*EXERCISE DIRECTIONS:*
Below are some records. Count the lines with "Blacks" in them and give nothing but the total.
>> BEGIN DATA SECTION
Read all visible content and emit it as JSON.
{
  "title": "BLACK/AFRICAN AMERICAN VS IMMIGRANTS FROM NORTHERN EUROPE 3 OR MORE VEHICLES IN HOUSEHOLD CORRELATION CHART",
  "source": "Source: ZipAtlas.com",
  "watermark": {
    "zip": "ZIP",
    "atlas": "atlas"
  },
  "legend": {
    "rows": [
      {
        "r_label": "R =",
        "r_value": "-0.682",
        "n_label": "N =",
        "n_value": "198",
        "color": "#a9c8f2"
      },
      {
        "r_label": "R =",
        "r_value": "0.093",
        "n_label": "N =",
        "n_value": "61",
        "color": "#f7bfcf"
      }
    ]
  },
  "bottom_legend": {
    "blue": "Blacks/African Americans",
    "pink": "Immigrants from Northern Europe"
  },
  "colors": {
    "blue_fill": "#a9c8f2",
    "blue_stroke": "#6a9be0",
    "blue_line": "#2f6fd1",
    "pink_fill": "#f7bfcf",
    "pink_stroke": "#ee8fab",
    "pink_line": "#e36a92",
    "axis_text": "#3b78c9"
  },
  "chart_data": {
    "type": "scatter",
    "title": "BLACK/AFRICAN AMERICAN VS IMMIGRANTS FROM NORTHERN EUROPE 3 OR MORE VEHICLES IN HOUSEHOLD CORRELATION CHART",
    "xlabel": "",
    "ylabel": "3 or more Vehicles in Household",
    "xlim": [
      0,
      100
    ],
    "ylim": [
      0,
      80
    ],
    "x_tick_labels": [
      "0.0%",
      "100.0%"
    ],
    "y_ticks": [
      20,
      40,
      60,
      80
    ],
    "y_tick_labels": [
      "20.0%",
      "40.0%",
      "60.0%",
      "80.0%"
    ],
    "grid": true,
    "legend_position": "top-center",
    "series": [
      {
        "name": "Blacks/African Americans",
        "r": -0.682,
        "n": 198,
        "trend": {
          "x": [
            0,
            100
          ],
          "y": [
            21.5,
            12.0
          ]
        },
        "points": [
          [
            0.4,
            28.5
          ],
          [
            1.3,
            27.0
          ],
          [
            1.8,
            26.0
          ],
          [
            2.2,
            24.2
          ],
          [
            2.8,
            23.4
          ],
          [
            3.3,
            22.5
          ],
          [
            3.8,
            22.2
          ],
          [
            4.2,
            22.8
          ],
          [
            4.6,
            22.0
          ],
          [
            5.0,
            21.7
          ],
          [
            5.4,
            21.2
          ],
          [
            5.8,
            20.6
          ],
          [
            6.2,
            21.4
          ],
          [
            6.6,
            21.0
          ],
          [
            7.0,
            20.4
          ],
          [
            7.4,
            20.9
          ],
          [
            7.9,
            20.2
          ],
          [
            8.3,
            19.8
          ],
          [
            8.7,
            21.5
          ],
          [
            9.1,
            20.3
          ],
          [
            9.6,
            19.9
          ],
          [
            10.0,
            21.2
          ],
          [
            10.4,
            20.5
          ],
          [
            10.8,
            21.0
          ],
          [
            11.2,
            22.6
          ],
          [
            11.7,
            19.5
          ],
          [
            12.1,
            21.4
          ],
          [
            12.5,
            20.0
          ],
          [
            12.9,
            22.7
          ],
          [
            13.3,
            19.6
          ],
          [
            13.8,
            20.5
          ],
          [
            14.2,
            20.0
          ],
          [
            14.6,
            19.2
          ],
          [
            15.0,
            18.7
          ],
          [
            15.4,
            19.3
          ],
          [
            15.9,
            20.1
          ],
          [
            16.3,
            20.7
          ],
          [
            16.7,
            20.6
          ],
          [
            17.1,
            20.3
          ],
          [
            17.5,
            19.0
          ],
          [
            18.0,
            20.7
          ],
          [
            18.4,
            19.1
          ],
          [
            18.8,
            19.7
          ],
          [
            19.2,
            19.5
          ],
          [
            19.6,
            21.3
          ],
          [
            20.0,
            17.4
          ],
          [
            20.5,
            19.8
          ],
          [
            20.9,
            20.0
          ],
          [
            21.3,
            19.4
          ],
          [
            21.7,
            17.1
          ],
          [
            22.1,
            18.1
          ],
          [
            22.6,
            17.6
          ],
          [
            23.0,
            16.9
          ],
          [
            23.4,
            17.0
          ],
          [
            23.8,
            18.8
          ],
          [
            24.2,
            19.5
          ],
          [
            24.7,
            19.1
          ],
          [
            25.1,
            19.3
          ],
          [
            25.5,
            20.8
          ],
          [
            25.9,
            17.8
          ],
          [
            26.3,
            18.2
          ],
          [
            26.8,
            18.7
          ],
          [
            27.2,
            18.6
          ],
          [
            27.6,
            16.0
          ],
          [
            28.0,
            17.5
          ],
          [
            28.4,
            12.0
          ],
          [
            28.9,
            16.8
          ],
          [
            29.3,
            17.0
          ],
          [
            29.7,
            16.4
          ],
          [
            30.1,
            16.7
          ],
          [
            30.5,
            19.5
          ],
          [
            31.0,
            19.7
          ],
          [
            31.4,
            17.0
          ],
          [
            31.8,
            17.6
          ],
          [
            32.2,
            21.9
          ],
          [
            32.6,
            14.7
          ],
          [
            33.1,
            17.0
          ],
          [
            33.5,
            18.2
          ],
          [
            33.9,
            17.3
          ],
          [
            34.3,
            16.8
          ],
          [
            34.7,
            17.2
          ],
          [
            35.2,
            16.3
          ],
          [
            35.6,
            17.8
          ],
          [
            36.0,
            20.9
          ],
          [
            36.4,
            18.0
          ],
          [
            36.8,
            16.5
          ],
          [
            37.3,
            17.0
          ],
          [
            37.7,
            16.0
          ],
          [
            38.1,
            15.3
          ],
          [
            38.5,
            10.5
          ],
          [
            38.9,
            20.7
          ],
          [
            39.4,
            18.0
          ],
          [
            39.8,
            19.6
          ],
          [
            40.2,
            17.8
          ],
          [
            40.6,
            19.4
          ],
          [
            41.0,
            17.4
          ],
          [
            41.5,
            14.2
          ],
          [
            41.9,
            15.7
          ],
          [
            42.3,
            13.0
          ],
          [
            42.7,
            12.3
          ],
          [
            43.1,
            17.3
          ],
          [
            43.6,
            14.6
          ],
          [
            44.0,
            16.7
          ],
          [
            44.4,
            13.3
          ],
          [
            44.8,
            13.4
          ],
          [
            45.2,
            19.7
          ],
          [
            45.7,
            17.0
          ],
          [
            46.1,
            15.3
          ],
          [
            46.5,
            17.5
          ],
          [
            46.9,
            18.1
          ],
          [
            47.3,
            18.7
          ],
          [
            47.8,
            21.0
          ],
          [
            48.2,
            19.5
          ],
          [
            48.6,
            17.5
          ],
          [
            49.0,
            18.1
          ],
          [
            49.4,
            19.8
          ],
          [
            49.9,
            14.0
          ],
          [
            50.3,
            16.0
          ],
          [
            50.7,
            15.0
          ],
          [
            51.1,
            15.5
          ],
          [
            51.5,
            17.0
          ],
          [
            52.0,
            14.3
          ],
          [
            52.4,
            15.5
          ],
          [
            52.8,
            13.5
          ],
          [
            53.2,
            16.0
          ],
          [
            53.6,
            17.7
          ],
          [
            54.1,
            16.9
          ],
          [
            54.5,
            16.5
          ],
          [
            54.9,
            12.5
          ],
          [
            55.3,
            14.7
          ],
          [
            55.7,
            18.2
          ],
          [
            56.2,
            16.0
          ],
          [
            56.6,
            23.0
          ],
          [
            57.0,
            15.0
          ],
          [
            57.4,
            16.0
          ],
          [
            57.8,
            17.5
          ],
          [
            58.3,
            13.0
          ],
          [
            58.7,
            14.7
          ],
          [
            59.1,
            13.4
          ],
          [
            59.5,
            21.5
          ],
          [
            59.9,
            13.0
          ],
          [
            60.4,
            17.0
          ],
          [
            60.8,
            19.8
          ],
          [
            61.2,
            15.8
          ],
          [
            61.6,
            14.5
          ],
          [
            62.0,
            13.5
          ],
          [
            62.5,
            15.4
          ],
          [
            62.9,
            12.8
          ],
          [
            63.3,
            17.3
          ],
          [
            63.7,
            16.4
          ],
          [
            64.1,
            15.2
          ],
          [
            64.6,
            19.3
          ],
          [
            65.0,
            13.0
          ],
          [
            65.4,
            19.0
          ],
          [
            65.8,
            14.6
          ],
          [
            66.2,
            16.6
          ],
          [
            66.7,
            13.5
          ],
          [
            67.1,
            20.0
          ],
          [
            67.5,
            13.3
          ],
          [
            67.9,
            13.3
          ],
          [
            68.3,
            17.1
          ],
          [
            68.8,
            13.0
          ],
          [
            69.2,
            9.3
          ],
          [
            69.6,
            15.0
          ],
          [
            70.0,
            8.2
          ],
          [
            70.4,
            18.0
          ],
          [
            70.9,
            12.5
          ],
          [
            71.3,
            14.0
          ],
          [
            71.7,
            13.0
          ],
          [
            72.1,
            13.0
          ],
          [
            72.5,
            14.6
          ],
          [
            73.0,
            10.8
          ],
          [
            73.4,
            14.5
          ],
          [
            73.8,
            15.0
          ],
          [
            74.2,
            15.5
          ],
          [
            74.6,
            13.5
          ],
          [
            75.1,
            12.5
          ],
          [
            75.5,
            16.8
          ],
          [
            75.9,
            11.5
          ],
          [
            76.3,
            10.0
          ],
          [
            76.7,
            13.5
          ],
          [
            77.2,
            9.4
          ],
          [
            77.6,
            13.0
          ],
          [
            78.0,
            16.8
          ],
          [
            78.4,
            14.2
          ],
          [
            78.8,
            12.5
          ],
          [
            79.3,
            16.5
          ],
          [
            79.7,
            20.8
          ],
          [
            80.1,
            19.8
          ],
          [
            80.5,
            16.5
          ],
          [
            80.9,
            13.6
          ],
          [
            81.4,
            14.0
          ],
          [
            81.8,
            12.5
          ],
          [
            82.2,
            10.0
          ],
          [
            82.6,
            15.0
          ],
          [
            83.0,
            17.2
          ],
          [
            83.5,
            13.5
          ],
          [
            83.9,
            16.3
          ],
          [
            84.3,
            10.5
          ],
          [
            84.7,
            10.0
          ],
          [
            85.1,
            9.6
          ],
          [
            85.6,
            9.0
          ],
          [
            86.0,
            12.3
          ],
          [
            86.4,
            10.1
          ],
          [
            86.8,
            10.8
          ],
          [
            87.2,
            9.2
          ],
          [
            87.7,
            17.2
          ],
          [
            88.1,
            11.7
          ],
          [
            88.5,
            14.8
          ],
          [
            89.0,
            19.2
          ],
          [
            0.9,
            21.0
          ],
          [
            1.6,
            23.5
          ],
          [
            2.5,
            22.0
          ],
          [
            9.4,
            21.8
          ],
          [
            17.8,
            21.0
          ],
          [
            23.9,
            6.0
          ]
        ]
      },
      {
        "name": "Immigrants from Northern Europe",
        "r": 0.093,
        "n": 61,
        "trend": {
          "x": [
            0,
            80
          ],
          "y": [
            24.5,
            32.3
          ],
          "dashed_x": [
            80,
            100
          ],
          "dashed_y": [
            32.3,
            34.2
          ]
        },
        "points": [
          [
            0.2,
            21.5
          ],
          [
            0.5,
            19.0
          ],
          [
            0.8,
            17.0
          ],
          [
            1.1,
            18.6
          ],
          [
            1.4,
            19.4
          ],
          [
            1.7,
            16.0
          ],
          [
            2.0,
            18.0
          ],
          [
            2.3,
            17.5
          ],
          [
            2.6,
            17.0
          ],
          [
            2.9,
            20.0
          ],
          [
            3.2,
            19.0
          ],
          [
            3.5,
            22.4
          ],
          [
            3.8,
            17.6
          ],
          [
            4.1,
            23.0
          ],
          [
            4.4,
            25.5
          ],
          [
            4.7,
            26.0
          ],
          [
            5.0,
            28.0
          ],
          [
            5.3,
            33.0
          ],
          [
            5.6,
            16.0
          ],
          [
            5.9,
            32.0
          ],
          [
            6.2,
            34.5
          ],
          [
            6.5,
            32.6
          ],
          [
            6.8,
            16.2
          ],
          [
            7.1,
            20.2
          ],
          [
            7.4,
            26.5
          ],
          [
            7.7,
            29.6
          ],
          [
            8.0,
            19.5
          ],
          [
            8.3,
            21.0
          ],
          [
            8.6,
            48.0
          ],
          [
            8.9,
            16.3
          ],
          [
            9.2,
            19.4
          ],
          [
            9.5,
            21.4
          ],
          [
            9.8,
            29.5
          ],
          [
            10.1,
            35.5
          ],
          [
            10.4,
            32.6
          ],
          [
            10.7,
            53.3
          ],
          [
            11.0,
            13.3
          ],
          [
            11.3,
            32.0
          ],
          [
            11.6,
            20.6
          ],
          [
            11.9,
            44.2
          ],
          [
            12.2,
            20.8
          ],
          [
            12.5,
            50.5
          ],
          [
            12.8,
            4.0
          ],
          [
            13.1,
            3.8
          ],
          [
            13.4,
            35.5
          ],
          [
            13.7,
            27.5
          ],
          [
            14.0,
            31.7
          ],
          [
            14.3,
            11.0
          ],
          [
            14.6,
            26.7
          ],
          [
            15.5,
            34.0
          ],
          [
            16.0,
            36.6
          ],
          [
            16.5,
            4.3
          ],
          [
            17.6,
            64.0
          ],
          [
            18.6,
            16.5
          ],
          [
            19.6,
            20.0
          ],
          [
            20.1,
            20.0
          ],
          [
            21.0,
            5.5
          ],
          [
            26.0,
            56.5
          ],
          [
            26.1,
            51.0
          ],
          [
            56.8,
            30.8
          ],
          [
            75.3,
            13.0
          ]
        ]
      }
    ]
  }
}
>> END DATA SECTION
*WRITTEN SOLUTION:*
2